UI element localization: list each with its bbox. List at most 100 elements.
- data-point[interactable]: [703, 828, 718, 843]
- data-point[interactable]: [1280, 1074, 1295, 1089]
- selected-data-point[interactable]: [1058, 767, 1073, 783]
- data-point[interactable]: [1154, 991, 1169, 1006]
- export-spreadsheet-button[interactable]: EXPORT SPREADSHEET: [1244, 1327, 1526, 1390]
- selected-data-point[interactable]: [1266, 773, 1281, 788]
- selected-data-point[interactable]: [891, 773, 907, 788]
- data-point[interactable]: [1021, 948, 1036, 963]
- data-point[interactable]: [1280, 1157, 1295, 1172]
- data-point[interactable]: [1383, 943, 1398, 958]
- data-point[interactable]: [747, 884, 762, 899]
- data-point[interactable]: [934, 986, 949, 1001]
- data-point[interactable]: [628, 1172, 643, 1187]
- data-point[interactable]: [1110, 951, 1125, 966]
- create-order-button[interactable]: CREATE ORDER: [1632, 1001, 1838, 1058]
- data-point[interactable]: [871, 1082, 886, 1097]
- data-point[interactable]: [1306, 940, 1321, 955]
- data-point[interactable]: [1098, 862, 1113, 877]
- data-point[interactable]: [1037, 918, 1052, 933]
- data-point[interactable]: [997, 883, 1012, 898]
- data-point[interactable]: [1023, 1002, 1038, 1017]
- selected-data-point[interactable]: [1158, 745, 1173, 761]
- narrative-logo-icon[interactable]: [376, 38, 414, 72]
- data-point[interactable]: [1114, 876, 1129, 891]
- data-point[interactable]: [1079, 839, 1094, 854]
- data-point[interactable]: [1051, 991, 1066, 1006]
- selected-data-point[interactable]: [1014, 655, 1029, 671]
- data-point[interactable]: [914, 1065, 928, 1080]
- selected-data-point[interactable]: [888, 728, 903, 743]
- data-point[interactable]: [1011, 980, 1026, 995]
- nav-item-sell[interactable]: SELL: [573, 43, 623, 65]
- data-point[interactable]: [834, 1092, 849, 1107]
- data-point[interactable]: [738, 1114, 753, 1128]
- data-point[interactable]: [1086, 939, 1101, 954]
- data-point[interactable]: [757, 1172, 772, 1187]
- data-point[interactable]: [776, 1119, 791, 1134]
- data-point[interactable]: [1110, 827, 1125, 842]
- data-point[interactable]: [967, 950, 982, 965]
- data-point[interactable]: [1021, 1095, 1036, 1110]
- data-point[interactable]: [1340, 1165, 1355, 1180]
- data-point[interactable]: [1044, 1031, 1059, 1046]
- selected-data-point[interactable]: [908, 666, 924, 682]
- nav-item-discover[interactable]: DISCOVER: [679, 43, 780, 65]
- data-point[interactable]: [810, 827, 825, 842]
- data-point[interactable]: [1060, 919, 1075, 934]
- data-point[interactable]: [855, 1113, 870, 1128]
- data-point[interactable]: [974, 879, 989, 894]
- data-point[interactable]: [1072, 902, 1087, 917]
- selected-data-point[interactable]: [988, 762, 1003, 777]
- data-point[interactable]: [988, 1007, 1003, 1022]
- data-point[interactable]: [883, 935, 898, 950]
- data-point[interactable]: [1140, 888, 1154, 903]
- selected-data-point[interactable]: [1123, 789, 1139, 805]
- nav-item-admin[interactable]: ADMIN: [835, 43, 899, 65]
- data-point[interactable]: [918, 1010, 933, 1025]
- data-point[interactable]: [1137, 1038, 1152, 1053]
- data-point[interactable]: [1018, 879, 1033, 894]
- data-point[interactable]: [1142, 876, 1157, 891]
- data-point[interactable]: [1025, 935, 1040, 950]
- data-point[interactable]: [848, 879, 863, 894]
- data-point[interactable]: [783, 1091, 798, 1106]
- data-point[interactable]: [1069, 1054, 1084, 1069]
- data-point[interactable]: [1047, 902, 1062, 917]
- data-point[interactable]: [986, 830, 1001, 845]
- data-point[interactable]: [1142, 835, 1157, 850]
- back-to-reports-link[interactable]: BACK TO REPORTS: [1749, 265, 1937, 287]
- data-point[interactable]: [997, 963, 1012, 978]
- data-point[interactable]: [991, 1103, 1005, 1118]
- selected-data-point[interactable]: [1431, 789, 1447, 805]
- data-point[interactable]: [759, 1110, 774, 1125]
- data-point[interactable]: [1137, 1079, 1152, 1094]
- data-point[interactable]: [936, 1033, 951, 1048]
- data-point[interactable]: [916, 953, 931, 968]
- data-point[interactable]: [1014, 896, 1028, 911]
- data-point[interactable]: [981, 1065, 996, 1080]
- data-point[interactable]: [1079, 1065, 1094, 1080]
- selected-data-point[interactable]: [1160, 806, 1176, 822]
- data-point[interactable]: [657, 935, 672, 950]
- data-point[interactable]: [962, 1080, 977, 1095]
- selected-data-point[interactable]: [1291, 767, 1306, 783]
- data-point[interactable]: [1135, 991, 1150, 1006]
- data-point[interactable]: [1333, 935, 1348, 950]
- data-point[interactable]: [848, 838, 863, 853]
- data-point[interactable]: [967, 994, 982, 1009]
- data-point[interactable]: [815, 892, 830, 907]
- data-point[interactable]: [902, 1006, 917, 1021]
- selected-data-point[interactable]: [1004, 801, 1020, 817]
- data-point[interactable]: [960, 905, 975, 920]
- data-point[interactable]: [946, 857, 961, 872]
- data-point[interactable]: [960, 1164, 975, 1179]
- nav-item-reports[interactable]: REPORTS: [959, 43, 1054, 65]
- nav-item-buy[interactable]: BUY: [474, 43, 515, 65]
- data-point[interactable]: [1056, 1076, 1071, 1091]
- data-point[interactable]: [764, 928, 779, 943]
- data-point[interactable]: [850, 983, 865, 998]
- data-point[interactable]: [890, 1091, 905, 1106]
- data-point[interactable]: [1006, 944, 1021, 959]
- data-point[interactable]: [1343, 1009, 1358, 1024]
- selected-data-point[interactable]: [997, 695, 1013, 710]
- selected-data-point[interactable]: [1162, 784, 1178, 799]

══════════

Give the data again with "EXPORT SPREADSHEET" swapped for "DOWNLOAD SPREADSHEET" everywhere it appears, and leave everything else unchanged.

OUTPUT FOR THIS EXERCISE:
UI element localization: list each with its bbox. List at most 100 elements.
- data-point[interactable]: [703, 828, 718, 843]
- data-point[interactable]: [1280, 1074, 1295, 1089]
- selected-data-point[interactable]: [1058, 767, 1073, 783]
- data-point[interactable]: [1154, 991, 1169, 1006]
- export-spreadsheet-button[interactable]: DOWNLOAD SPREADSHEET: [1244, 1327, 1526, 1390]
- selected-data-point[interactable]: [1266, 773, 1281, 788]
- selected-data-point[interactable]: [891, 773, 907, 788]
- data-point[interactable]: [1021, 948, 1036, 963]
- data-point[interactable]: [1280, 1157, 1295, 1172]
- data-point[interactable]: [1383, 943, 1398, 958]
- data-point[interactable]: [747, 884, 762, 899]
- data-point[interactable]: [934, 986, 949, 1001]
- data-point[interactable]: [628, 1172, 643, 1187]
- data-point[interactable]: [1110, 951, 1125, 966]
- create-order-button[interactable]: CREATE ORDER: [1632, 1001, 1838, 1058]
- data-point[interactable]: [871, 1082, 886, 1097]
- data-point[interactable]: [1306, 940, 1321, 955]
- data-point[interactable]: [1098, 862, 1113, 877]
- data-point[interactable]: [1037, 918, 1052, 933]
- data-point[interactable]: [997, 883, 1012, 898]
- data-point[interactable]: [1023, 1002, 1038, 1017]
- selected-data-point[interactable]: [1158, 745, 1173, 761]
- narrative-logo-icon[interactable]: [376, 38, 414, 72]
- data-point[interactable]: [1114, 876, 1129, 891]
- data-point[interactable]: [1079, 839, 1094, 854]
- data-point[interactable]: [1051, 991, 1066, 1006]
- selected-data-point[interactable]: [1014, 655, 1029, 671]
- data-point[interactable]: [914, 1065, 928, 1080]
- selected-data-point[interactable]: [888, 728, 903, 743]
- data-point[interactable]: [1011, 980, 1026, 995]
- nav-item-sell[interactable]: SELL: [573, 43, 623, 65]
- data-point[interactable]: [834, 1092, 849, 1107]
- data-point[interactable]: [738, 1114, 753, 1128]
- data-point[interactable]: [1086, 939, 1101, 954]
- data-point[interactable]: [757, 1172, 772, 1187]
- data-point[interactable]: [776, 1119, 791, 1134]
- data-point[interactable]: [1110, 827, 1125, 842]
- data-point[interactable]: [967, 950, 982, 965]
- data-point[interactable]: [1021, 1095, 1036, 1110]
- data-point[interactable]: [1340, 1165, 1355, 1180]
- data-point[interactable]: [1044, 1031, 1059, 1046]
- selected-data-point[interactable]: [908, 666, 924, 682]
- nav-item-discover[interactable]: DISCOVER: [679, 43, 780, 65]
- data-point[interactable]: [810, 827, 825, 842]
- data-point[interactable]: [1060, 919, 1075, 934]
- data-point[interactable]: [855, 1113, 870, 1128]
- data-point[interactable]: [974, 879, 989, 894]
- data-point[interactable]: [1072, 902, 1087, 917]
- selected-data-point[interactable]: [988, 762, 1003, 777]
- data-point[interactable]: [988, 1007, 1003, 1022]
- data-point[interactable]: [883, 935, 898, 950]
- data-point[interactable]: [1140, 888, 1154, 903]
- selected-data-point[interactable]: [1123, 789, 1139, 805]
- nav-item-admin[interactable]: ADMIN: [835, 43, 899, 65]
- data-point[interactable]: [918, 1010, 933, 1025]
- data-point[interactable]: [1137, 1038, 1152, 1053]
- data-point[interactable]: [1018, 879, 1033, 894]
- data-point[interactable]: [1142, 876, 1157, 891]
- data-point[interactable]: [1025, 935, 1040, 950]
- data-point[interactable]: [848, 879, 863, 894]
- data-point[interactable]: [783, 1091, 798, 1106]
- data-point[interactable]: [1069, 1054, 1084, 1069]
- data-point[interactable]: [1047, 902, 1062, 917]
- data-point[interactable]: [986, 830, 1001, 845]
- data-point[interactable]: [1142, 835, 1157, 850]
- back-to-reports-link[interactable]: BACK TO REPORTS: [1749, 265, 1937, 287]
- data-point[interactable]: [997, 963, 1012, 978]
- data-point[interactable]: [991, 1103, 1005, 1118]
- selected-data-point[interactable]: [1431, 789, 1447, 805]
- data-point[interactable]: [759, 1110, 774, 1125]
- data-point[interactable]: [1137, 1079, 1152, 1094]
- data-point[interactable]: [936, 1033, 951, 1048]
- data-point[interactable]: [916, 953, 931, 968]
- data-point[interactable]: [1014, 896, 1028, 911]
- data-point[interactable]: [981, 1065, 996, 1080]
- data-point[interactable]: [1079, 1065, 1094, 1080]
- selected-data-point[interactable]: [1160, 806, 1176, 822]
- data-point[interactable]: [657, 935, 672, 950]
- data-point[interactable]: [962, 1080, 977, 1095]
- selected-data-point[interactable]: [1291, 767, 1306, 783]
- data-point[interactable]: [1135, 991, 1150, 1006]
- data-point[interactable]: [1333, 935, 1348, 950]
- data-point[interactable]: [848, 838, 863, 853]
- data-point[interactable]: [967, 994, 982, 1009]
- data-point[interactable]: [815, 892, 830, 907]
- data-point[interactable]: [902, 1006, 917, 1021]
- selected-data-point[interactable]: [1004, 801, 1020, 817]
- data-point[interactable]: [960, 905, 975, 920]
- data-point[interactable]: [946, 857, 961, 872]
- data-point[interactable]: [960, 1164, 975, 1179]
- nav-item-reports[interactable]: REPORTS: [959, 43, 1054, 65]
- nav-item-buy[interactable]: BUY: [474, 43, 515, 65]
- data-point[interactable]: [1056, 1076, 1071, 1091]
- data-point[interactable]: [764, 928, 779, 943]
- data-point[interactable]: [850, 983, 865, 998]
- data-point[interactable]: [890, 1091, 905, 1106]
- data-point[interactable]: [1006, 944, 1021, 959]
- data-point[interactable]: [1343, 1009, 1358, 1024]
- selected-data-point[interactable]: [997, 695, 1013, 710]
- selected-data-point[interactable]: [1162, 784, 1178, 799]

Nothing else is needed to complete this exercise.